**Aim of the task:**
All of the data below should be written out exactly.

-- START Records to process --

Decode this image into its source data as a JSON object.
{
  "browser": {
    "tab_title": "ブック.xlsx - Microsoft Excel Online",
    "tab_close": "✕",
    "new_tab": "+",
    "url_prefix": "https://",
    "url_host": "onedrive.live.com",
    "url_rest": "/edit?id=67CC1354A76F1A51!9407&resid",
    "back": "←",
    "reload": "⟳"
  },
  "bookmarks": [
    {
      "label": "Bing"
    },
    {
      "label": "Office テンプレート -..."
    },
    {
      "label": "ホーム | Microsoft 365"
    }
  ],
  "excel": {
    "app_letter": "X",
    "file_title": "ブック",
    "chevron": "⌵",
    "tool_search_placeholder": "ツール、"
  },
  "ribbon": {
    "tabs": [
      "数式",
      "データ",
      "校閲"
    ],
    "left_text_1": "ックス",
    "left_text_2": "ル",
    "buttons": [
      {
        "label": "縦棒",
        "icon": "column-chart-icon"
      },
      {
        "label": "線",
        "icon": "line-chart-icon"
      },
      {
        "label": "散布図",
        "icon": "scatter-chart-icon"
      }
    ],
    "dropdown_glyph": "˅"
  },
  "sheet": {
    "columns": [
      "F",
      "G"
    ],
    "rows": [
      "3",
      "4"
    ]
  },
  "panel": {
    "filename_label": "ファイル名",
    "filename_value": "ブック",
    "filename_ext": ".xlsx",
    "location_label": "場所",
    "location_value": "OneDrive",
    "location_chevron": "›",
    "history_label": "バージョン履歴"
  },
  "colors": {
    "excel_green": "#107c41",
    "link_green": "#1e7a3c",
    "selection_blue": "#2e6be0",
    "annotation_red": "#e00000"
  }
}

-- END Records to process --

**Worked answer:**
Decode this image into its source data as a JSON object.
{
  "browser": {
    "tab_title": "ブック.xlsx - Microsoft Excel Online",
    "tab_close": "✕",
    "new_tab": "+",
    "url_prefix": "https://",
    "url_host": "onedrive.live.com",
    "url_rest": "/edit?id=67CC1354A76F1A51!9407&resid",
    "back": "←",
    "reload": "⟳"
  },
  "bookmarks": [
    {
      "label": "Bing"
    },
    {
      "label": "Office テンプレート -..."
    },
    {
      "label": "ホーム | Microsoft 365"
    }
  ],
  "excel": {
    "app_letter": "X",
    "file_title": "ブック",
    "chevron": "⌵",
    "tool_search_placeholder": "ツール、"
  },
  "ribbon": {
    "tabs": [
      "数式",
      "データ",
      "校閲"
    ],
    "left_text_1": "ックス",
    "left_text_2": "ル",
    "buttons": [
      {
        "label": "縦棒",
        "icon": "column-chart-icon"
      },
      {
        "label": "線",
        "icon": "line-chart-icon"
      },
      {
        "label": "散布図",
        "icon": "scatter-chart-icon"
      }
    ],
    "dropdown_glyph": "˅"
  },
  "sheet": {
    "columns": [
      "F",
      "G"
    ],
    "rows": [
      "3",
      "4"
    ]
  },
  "panel": {
    "filename_label": "ファイル名",
    "filename_value": "ブック",
    "filename_ext": ".xlsx",
    "location_label": "場所",
    "location_value": "OneDrive",
    "location_chevron": "›",
    "history_label": "バージョン履歴"
  },
  "colors": {
    "excel_green": "#107c41",
    "link_green": "#1e7a3c",
    "selection_blue": "#2e6be0",
    "annotation_red": "#e00000"
  }
}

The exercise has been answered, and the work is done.